Source records
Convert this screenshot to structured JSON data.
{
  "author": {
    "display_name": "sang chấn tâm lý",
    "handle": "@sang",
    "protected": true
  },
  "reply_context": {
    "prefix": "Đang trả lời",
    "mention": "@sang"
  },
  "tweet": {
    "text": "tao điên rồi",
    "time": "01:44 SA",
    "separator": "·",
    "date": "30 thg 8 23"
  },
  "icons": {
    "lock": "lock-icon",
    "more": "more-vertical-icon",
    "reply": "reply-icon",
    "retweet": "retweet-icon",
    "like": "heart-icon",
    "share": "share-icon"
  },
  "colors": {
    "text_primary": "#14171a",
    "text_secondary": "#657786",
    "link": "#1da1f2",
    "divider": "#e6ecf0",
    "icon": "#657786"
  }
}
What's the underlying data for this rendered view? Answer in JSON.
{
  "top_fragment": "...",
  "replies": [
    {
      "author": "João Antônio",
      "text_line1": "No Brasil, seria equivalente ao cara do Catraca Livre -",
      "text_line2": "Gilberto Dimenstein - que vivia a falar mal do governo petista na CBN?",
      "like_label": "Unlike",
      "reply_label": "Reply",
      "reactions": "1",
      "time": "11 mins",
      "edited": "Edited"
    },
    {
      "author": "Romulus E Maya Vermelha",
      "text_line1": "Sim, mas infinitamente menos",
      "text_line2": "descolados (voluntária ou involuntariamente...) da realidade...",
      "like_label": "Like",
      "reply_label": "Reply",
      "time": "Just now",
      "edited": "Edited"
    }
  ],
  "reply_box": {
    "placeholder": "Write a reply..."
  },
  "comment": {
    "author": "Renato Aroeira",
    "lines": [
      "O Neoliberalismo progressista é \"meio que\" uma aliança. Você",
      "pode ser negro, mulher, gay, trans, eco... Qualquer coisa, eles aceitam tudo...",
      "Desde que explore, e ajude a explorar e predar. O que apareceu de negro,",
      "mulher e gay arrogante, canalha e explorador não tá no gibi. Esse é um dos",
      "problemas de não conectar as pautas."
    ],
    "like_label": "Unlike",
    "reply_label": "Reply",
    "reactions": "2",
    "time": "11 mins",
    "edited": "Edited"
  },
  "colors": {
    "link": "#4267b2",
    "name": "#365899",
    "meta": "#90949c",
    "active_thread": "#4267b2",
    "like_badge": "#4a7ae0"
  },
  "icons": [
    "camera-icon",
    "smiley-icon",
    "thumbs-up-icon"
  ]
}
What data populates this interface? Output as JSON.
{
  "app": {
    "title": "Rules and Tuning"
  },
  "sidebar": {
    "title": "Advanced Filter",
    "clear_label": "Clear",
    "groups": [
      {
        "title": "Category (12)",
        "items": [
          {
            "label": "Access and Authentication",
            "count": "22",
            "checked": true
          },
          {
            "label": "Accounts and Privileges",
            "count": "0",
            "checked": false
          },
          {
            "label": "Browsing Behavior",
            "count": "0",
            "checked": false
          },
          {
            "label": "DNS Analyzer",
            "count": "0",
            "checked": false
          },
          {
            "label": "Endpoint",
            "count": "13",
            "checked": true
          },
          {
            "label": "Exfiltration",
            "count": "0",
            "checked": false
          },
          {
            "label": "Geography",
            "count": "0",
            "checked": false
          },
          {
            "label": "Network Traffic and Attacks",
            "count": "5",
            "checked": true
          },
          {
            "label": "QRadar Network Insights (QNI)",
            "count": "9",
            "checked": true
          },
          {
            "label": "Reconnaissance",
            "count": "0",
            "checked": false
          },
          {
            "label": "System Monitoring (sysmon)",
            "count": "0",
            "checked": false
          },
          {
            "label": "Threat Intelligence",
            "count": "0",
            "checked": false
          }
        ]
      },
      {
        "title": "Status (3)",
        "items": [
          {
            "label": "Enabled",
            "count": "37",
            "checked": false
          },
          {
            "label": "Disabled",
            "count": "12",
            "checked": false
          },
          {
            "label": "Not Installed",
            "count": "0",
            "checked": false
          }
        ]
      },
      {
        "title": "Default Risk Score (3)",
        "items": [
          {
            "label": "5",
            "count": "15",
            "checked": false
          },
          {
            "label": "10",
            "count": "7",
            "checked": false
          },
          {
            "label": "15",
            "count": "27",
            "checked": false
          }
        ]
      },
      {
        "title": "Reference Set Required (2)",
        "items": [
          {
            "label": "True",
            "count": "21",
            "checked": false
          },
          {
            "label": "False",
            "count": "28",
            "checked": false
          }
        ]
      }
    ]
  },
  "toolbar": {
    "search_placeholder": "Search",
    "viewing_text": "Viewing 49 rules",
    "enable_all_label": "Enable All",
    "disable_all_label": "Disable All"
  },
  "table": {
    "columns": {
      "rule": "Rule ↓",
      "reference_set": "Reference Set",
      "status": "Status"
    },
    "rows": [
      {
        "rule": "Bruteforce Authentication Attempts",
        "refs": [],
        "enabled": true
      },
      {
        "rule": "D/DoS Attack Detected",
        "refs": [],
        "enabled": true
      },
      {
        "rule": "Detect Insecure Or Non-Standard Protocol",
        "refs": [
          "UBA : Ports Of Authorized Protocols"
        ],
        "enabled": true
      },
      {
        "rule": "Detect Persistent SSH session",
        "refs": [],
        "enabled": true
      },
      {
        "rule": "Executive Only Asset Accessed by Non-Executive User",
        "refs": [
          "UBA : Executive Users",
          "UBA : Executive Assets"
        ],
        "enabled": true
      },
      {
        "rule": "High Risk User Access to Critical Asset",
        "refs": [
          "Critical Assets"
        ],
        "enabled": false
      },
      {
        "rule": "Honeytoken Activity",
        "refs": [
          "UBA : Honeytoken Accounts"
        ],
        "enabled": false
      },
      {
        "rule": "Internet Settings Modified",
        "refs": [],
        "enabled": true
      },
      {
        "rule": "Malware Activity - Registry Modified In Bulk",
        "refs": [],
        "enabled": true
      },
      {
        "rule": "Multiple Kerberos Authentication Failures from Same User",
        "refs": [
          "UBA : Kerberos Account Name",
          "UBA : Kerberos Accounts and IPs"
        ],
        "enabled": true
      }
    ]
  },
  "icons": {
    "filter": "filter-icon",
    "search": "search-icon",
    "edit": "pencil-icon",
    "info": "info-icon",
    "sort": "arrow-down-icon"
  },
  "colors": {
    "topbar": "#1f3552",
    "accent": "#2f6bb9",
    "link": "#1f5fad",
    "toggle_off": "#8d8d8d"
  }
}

Do this
How many lines of these entries contain "Kerberos"? Answer with the number and nothing else.

Answer to this exercise
3